**RAW RECORDS:**
· · ·
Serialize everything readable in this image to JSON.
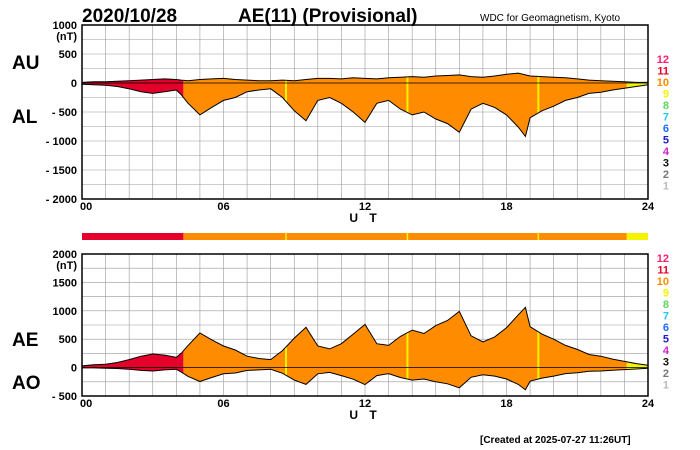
{
  "header": {
    "date": "2020/10/28",
    "title": "AE(11) (Provisional)",
    "credit": "WDC for Geomagnetism, Kyoto"
  },
  "footer": {
    "created": "[Created at 2025-07-27 11:26UT]"
  },
  "legend": {
    "levels": [
      {
        "label": "12",
        "color": "#ff1f6e"
      },
      {
        "label": "11",
        "color": "#e4002b"
      },
      {
        "label": "10",
        "color": "#ff8c00"
      },
      {
        "label": "9",
        "color": "#f4f400"
      },
      {
        "label": "8",
        "color": "#5cd65c"
      },
      {
        "label": "7",
        "color": "#25c6e6"
      },
      {
        "label": "6",
        "color": "#1a6cff"
      },
      {
        "label": "5",
        "color": "#1c1cc8"
      },
      {
        "label": "4",
        "color": "#d020d0"
      },
      {
        "label": "3",
        "color": "#111111"
      },
      {
        "label": "2",
        "color": "#777777"
      },
      {
        "label": "1",
        "color": "#bbbbbb"
      }
    ]
  },
  "chart_data": [
    {
      "type": "area",
      "title": "AU / AL",
      "series_labels": [
        "AU",
        "AL"
      ],
      "units": "(nT)",
      "xlabel": "U T",
      "xlim": [
        0,
        24
      ],
      "xticks": [
        0,
        6,
        12,
        18,
        24
      ],
      "xtick_labels": [
        "00",
        "06",
        "12",
        "18",
        "24"
      ],
      "ylim": [
        -2000,
        1000
      ],
      "yticks": [
        1000,
        500,
        0,
        -500,
        -1000,
        -1500,
        -2000
      ],
      "ytick_labels": [
        "1000",
        "500",
        "0",
        "- 500",
        "- 1000",
        "- 1500",
        "- 2000"
      ],
      "x": [
        0,
        0.5,
        1,
        1.5,
        2,
        2.5,
        3,
        3.5,
        4,
        4.2,
        4.5,
        5,
        5.5,
        6,
        6.5,
        7,
        7.5,
        8,
        8.5,
        9,
        9.5,
        10,
        10.5,
        11,
        11.5,
        12,
        12.5,
        13,
        13.5,
        14,
        14.5,
        15,
        15.5,
        16,
        16.5,
        17,
        17.5,
        18,
        18.5,
        18.8,
        19,
        19.5,
        20,
        20.5,
        21,
        21.5,
        22,
        22.5,
        23,
        23.5,
        24
      ],
      "series": [
        {
          "name": "AU",
          "values": [
            10,
            20,
            20,
            30,
            40,
            50,
            60,
            70,
            60,
            50,
            40,
            60,
            70,
            80,
            60,
            50,
            40,
            40,
            50,
            40,
            60,
            80,
            80,
            70,
            90,
            80,
            70,
            90,
            100,
            110,
            100,
            120,
            130,
            140,
            110,
            100,
            120,
            150,
            170,
            140,
            120,
            110,
            100,
            90,
            70,
            50,
            40,
            30,
            20,
            10,
            10
          ]
        },
        {
          "name": "AL",
          "values": [
            -20,
            -30,
            -40,
            -60,
            -100,
            -150,
            -180,
            -150,
            -120,
            -200,
            -350,
            -550,
            -420,
            -300,
            -250,
            -150,
            -120,
            -100,
            -250,
            -480,
            -650,
            -300,
            -250,
            -350,
            -500,
            -680,
            -350,
            -300,
            -450,
            -550,
            -500,
            -620,
            -700,
            -850,
            -450,
            -350,
            -420,
            -550,
            -760,
            -920,
            -600,
            -480,
            -400,
            -300,
            -250,
            -180,
            -160,
            -120,
            -90,
            -60,
            -30
          ]
        }
      ],
      "activity_segments": [
        {
          "from": 0,
          "to": 4.3,
          "color": "#e4002b"
        },
        {
          "from": 4.3,
          "to": 23.1,
          "color": "#ff8c00"
        },
        {
          "from": 23.1,
          "to": 24,
          "color": "#f4f400"
        }
      ],
      "markers": [
        8.65,
        13.8,
        19.35
      ]
    },
    {
      "type": "area",
      "title": "AE / AO",
      "series_labels": [
        "AE",
        "AO"
      ],
      "units": "(nT)",
      "xlabel": "U T",
      "xlim": [
        0,
        24
      ],
      "xticks": [
        0,
        6,
        12,
        18,
        24
      ],
      "xtick_labels": [
        "00",
        "06",
        "12",
        "18",
        "24"
      ],
      "ylim": [
        -500,
        2000
      ],
      "yticks": [
        2000,
        1500,
        1000,
        500,
        0,
        -500
      ],
      "ytick_labels": [
        "2000",
        "1500",
        "1000",
        "500",
        "0",
        "- 500"
      ],
      "x": [
        0,
        0.5,
        1,
        1.5,
        2,
        2.5,
        3,
        3.5,
        4,
        4.2,
        4.5,
        5,
        5.5,
        6,
        6.5,
        7,
        7.5,
        8,
        8.5,
        9,
        9.5,
        10,
        10.5,
        11,
        11.5,
        12,
        12.5,
        13,
        13.5,
        14,
        14.5,
        15,
        15.5,
        16,
        16.5,
        17,
        17.5,
        18,
        18.5,
        18.8,
        19,
        19.5,
        20,
        20.5,
        21,
        21.5,
        22,
        22.5,
        23,
        23.5,
        24
      ],
      "series": [
        {
          "name": "AE",
          "values": [
            30,
            50,
            60,
            90,
            140,
            200,
            240,
            220,
            180,
            250,
            390,
            610,
            490,
            380,
            310,
            200,
            160,
            140,
            300,
            520,
            710,
            380,
            330,
            420,
            590,
            760,
            420,
            390,
            550,
            660,
            600,
            740,
            830,
            990,
            560,
            450,
            540,
            700,
            930,
            1060,
            720,
            590,
            500,
            390,
            320,
            230,
            200,
            150,
            110,
            70,
            40
          ]
        },
        {
          "name": "AO",
          "values": [
            -5,
            -5,
            -10,
            -15,
            -30,
            -50,
            -60,
            -40,
            -30,
            -75,
            -155,
            -245,
            -175,
            -110,
            -95,
            -50,
            -40,
            -30,
            -100,
            -220,
            -295,
            -110,
            -85,
            -140,
            -205,
            -300,
            -140,
            -105,
            -175,
            -220,
            -200,
            -250,
            -285,
            -355,
            -170,
            -125,
            -150,
            -200,
            -295,
            -390,
            -240,
            -185,
            -150,
            -105,
            -90,
            -65,
            -60,
            -45,
            -35,
            -25,
            -10
          ]
        }
      ],
      "activity_segments": [
        {
          "from": 0,
          "to": 4.3,
          "color": "#e4002b"
        },
        {
          "from": 4.3,
          "to": 23.1,
          "color": "#ff8c00"
        },
        {
          "from": 23.1,
          "to": 24,
          "color": "#f4f400"
        }
      ],
      "markers": [
        8.65,
        13.8,
        19.35
      ]
    }
  ]
}
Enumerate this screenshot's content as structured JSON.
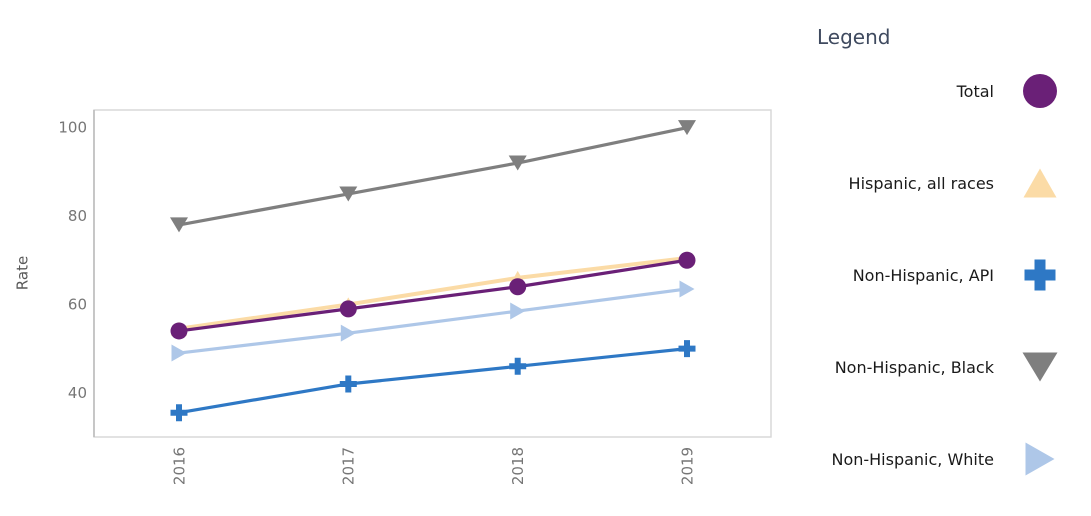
· · ·
**EXERCISE DETAILS:** Leave out every picture and copy the rest of the records exactly.

**TASK RESULT:**
Serialize everything readable in this image to JSON.
{
  "header": {
    "date": "2020/10/28",
    "title": "AE(11) (Provisional)",
    "credit": "WDC for Geomagnetism, Kyoto"
  },
  "footer": {
    "created": "[Created at 2025-07-27 11:26UT]"
  },
  "legend": {
    "levels": [
      {
        "label": "12",
        "color": "#ff1f6e"
      },
      {
        "label": "11",
        "color": "#e4002b"
      },
      {
        "label": "10",
        "color": "#ff8c00"
      },
      {
        "label": "9",
        "color": "#f4f400"
      },
      {
        "label": "8",
        "color": "#5cd65c"
      },
      {
        "label": "7",
        "color": "#25c6e6"
      },
      {
        "label": "6",
        "color": "#1a6cff"
      },
      {
        "label": "5",
        "color": "#1c1cc8"
      },
      {
        "label": "4",
        "color": "#d020d0"
      },
      {
        "label": "3",
        "color": "#111111"
      },
      {
        "label": "2",
        "color": "#777777"
      },
      {
        "label": "1",
        "color": "#bbbbbb"
      }
    ]
  },
  "chart_data": [
    {
      "type": "area",
      "title": "AU / AL",
      "series_labels": [
        "AU",
        "AL"
      ],
      "units": "(nT)",
      "xlabel": "U T",
      "xlim": [
        0,
        24
      ],
      "xticks": [
        0,
        6,
        12,
        18,
        24
      ],
      "xtick_labels": [
        "00",
        "06",
        "12",
        "18",
        "24"
      ],
      "ylim": [
        -2000,
        1000
      ],
      "yticks": [
        1000,
        500,
        0,
        -500,
        -1000,
        -1500,
        -2000
      ],
      "ytick_labels": [
        "1000",
        "500",
        "0",
        "- 500",
        "- 1000",
        "- 1500",
        "- 2000"
      ],
      "x": [
        0,
        0.5,
        1,
        1.5,
        2,
        2.5,
        3,
        3.5,
        4,
        4.2,
        4.5,
        5,
        5.5,
        6,
        6.5,
        7,
        7.5,
        8,
        8.5,
        9,
        9.5,
        10,
        10.5,
        11,
        11.5,
        12,
        12.5,
        13,
        13.5,
        14,
        14.5,
        15,
        15.5,
        16,
        16.5,
        17,
        17.5,
        18,
        18.5,
        18.8,
        19,
        19.5,
        20,
        20.5,
        21,
        21.5,
        22,
        22.5,
        23,
        23.5,
        24
      ],
      "series": [
        {
          "name": "AU",
          "values": [
            10,
            20,
            20,
            30,
            40,
            50,
            60,
            70,
            60,
            50,
            40,
            60,
            70,
            80,
            60,
            50,
            40,
            40,
            50,
            40,
            60,
            80,
            80,
            70,
            90,
            80,
            70,
            90,
            100,
            110,
            100,
            120,
            130,
            140,
            110,
            100,
            120,
            150,
            170,
            140,
            120,
            110,
            100,
            90,
            70,
            50,
            40,
            30,
            20,
            10,
            10
          ]
        },
        {
          "name": "AL",
          "values": [
            -20,
            -30,
            -40,
            -60,
            -100,
            -150,
            -180,
            -150,
            -120,
            -200,
            -350,
            -550,
            -420,
            -300,
            -250,
            -150,
            -120,
            -100,
            -250,
            -480,
            -650,
            -300,
            -250,
            -350,
            -500,
            -680,
            -350,
            -300,
            -450,
            -550,
            -500,
            -620,
            -700,
            -850,
            -450,
            -350,
            -420,
            -550,
            -760,
            -920,
            -600,
            -480,
            -400,
            -300,
            -250,
            -180,
            -160,
            -120,
            -90,
            -60,
            -30
          ]
        }
      ],
      "activity_segments": [
        {
          "from": 0,
          "to": 4.3,
          "color": "#e4002b"
        },
        {
          "from": 4.3,
          "to": 23.1,
          "color": "#ff8c00"
        },
        {
          "from": 23.1,
          "to": 24,
          "color": "#f4f400"
        }
      ],
      "markers": [
        8.65,
        13.8,
        19.35
      ]
    },
    {
      "type": "area",
      "title": "AE / AO",
      "series_labels": [
        "AE",
        "AO"
      ],
      "units": "(nT)",
      "xlabel": "U T",
      "xlim": [
        0,
        24
      ],
      "xticks": [
        0,
        6,
        12,
        18,
        24
      ],
      "xtick_labels": [
        "00",
        "06",
        "12",
        "18",
        "24"
      ],
      "ylim": [
        -500,
        2000
      ],
      "yticks": [
        2000,
        1500,
        1000,
        500,
        0,
        -500
      ],
      "ytick_labels": [
        "2000",
        "1500",
        "1000",
        "500",
        "0",
        "- 500"
      ],
      "x": [
        0,
        0.5,
        1,
        1.5,
        2,
        2.5,
        3,
        3.5,
        4,
        4.2,
        4.5,
        5,
        5.5,
        6,
        6.5,
        7,
        7.5,
        8,
        8.5,
        9,
        9.5,
        10,
        10.5,
        11,
        11.5,
        12,
        12.5,
        13,
        13.5,
        14,
        14.5,
        15,
        15.5,
        16,
        16.5,
        17,
        17.5,
        18,
        18.5,
        18.8,
        19,
        19.5,
        20,
        20.5,
        21,
        21.5,
        22,
        22.5,
        23,
        23.5,
        24
      ],
      "series": [
        {
          "name": "AE",
          "values": [
            30,
            50,
            60,
            90,
            140,
            200,
            240,
            220,
            180,
            250,
            390,
            610,
            490,
            380,
            310,
            200,
            160,
            140,
            300,
            520,
            710,
            380,
            330,
            420,
            590,
            760,
            420,
            390,
            550,
            660,
            600,
            740,
            830,
            990,
            560,
            450,
            540,
            700,
            930,
            1060,
            720,
            590,
            500,
            390,
            320,
            230,
            200,
            150,
            110,
            70,
            40
          ]
        },
        {
          "name": "AO",
          "values": [
            -5,
            -5,
            -10,
            -15,
            -30,
            -50,
            -60,
            -40,
            -30,
            -75,
            -155,
            -245,
            -175,
            -110,
            -95,
            -50,
            -40,
            -30,
            -100,
            -220,
            -295,
            -110,
            -85,
            -140,
            -205,
            -300,
            -140,
            -105,
            -175,
            -220,
            -200,
            -250,
            -285,
            -355,
            -170,
            -125,
            -150,
            -200,
            -295,
            -390,
            -240,
            -185,
            -150,
            -105,
            -90,
            -65,
            -60,
            -45,
            -35,
            -25,
            -10
          ]
        }
      ],
      "activity_segments": [
        {
          "from": 0,
          "to": 4.3,
          "color": "#e4002b"
        },
        {
          "from": 4.3,
          "to": 23.1,
          "color": "#ff8c00"
        },
        {
          "from": 23.1,
          "to": 24,
          "color": "#f4f400"
        }
      ],
      "markers": [
        8.65,
        13.8,
        19.35
      ]
    }
  ]
}
Enumerate this screenshot's content as structured JSON.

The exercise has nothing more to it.